- APPLY WHAT YOU READ
1. From the malware analysis excerpt, write out word for word the passage that opens with the words containing "Hybrid analysis combines" and closes with "Repeat as needed.".
2. In the malware analysis excerpt, what does packing and crypting leave for static analysis to see?

- PAGE EXCERPT
Isolation requirements. Sandbox networks must not allow malware to reach real systems, leak data, or participate in further attacks. Standard precautions: isolated network segments, no production credentials, no real PII, careful monitoring of outbound connections.

Limitations of dynamic analysis

Dynamic analysis also has limitations:

  • Time-limited observation. A 5-minute sandbox run sees only what the malware does in 5 minutes. Malware with sleep delays, scheduled activation, or specific trigger conditions may not exhibit interesting behaviour in the observation window.
  • Sandbox detection. Modern malware checks for sandbox indicators (virtual-machine artefacts, debugging tools, mouse movement, system uptime, common analysis tool processes) and behaves differently or terminates if detected.
  • Trigger-based behaviour. Malware that only runs malicious code when contacted by a specific C2 server with a specific command. The sandbox sees nothing without that trigger.
  • Environmental dependency. Malware that needs specific software (a particular browser, a specific Office version, a domain-joined system) may not detonate in a generic sandbox.
  • Anti-analysis techniques. Active counter-measures against analysts and analysis tools.

Hybrid analysis

Hybrid analysis combines static and dynamic techniques in an integrated workflow, using each to inform the other — static analysis identifies what to look for in dynamic; dynamic results illuminate what to focus on in static.

The practical workflow:

  1. Initial triage with static analysis. Hashes, strings, basic file structure. Quick.
  2. Dynamic sandbox run. Behaviour summary in 5-10 minutes.
  3. Targeted static analysis. With dynamic findings to guide — disassemble specific functions that were called, decode strings that were obfuscated, examine specific code paths that were executed.
  4. Deeper dynamic analysis. With debugger attached, single-step through interesting routines. Manipulate inputs to trigger paths not seen in automated runs.
  5. Iteration. Repeat as needed.

This is the standard approach in serious malware analysis. Neither static nor dynamic alone is sufficient against modern malware.

Anti-analysis techniques

A glossary of techniques malware uses to defeat analysis:

Packing and crypting. Compressing or encrypting the actual code so static analysis sees only the unpacker.

Code obfuscation. Intentionally complex code structures.

Anti-VM. Checks for VM indicators — MAC addresses (VMware, VirtualBox have characteristic prefixes), registry keys, running processes (VMtools, vboxservice), hardware characteristics (CPU model, manufacturer strings).

Anti-debugger. Checks for debugger presence (IsDebuggerPresent, exception-based detection, timing checks).

Anti-emulator. Checks for emulation by exploiting differences between real and emulated CPUs.

Anti-disassembly. Code structures that confuse static disassemblers.

Environmental keying. Code that only runs on the intended target system — fingerprinting hardware, domain, location, language settings.

Time bombs. Activation conditional on a specific date or after a delay.

Trigger-based execution. Activation conditional on a specific C2 command, user interaction, file presence, or other condition.

Document layout analysis data:
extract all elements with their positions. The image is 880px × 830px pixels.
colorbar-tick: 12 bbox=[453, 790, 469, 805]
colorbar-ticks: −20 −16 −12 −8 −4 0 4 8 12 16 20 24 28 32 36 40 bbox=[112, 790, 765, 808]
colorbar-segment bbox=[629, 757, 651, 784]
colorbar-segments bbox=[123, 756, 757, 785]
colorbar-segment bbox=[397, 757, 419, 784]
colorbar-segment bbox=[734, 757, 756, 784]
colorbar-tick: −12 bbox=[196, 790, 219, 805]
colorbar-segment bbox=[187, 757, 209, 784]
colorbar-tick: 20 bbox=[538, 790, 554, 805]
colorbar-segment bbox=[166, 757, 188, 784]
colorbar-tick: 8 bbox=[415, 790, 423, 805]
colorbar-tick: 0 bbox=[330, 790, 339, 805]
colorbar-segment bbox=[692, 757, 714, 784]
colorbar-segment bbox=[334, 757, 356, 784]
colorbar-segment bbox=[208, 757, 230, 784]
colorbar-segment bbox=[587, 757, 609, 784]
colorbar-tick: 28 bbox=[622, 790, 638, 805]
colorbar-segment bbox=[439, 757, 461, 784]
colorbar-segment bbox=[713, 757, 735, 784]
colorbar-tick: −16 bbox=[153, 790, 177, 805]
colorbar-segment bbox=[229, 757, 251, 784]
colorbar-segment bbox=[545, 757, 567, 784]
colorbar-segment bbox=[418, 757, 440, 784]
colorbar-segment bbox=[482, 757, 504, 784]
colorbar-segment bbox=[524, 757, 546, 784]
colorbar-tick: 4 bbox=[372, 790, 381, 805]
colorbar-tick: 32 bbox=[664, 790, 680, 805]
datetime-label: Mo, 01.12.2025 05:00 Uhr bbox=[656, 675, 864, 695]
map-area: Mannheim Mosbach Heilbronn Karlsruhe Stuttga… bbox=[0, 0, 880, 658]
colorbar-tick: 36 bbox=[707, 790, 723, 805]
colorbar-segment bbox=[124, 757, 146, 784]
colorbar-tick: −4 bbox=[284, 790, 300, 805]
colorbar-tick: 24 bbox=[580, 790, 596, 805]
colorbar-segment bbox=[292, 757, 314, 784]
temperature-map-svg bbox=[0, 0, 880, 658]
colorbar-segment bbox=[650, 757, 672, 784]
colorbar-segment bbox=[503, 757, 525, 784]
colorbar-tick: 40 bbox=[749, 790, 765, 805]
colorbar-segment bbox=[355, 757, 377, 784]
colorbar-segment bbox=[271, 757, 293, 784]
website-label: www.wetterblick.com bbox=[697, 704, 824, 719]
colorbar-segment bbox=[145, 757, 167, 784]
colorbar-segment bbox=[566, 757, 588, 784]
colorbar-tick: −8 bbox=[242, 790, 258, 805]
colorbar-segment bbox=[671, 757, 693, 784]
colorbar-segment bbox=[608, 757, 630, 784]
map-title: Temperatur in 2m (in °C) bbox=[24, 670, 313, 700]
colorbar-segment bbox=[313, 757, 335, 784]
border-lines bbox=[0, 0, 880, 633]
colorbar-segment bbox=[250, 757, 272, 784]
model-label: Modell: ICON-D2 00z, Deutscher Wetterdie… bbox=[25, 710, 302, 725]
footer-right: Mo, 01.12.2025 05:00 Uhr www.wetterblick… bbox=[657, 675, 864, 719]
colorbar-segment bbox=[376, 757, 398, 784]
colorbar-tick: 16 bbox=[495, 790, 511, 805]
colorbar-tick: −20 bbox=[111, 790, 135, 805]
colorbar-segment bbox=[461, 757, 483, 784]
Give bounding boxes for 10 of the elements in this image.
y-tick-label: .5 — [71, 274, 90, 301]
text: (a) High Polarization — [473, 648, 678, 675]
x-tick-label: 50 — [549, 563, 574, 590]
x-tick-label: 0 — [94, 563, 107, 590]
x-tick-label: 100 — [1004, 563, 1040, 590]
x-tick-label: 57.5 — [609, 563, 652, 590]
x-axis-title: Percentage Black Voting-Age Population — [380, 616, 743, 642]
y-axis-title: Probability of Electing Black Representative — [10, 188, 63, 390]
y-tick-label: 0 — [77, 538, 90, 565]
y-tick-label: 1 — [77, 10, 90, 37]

- ANSWERS
1.
Hybrid analysis combines static and dynamic techniques in an integrated workflow, using each to inform the other — static analysis identifies what to look for in dynamic; dynamic results illuminate what to focus on in static.

The practical workflow:

  1. Initial triage with static analysis. Hashes, strings, basic file structure. Quick.
  2. Dynamic sandbox run. Behaviour summary in 5-10 minutes.
  3. Targeted static analysis. With dynamic findings to guide — disassemble specific functions that were called, decode strings that were obfuscated, examine specific code paths that were executed.
  4. Deeper dynamic analysis. With debugger attached, single-step through interesting routines. Manipulate inputs to trigger paths not seen in automated runs.
  5. Iteration. Repeat as needed.

2. Only the unpacker.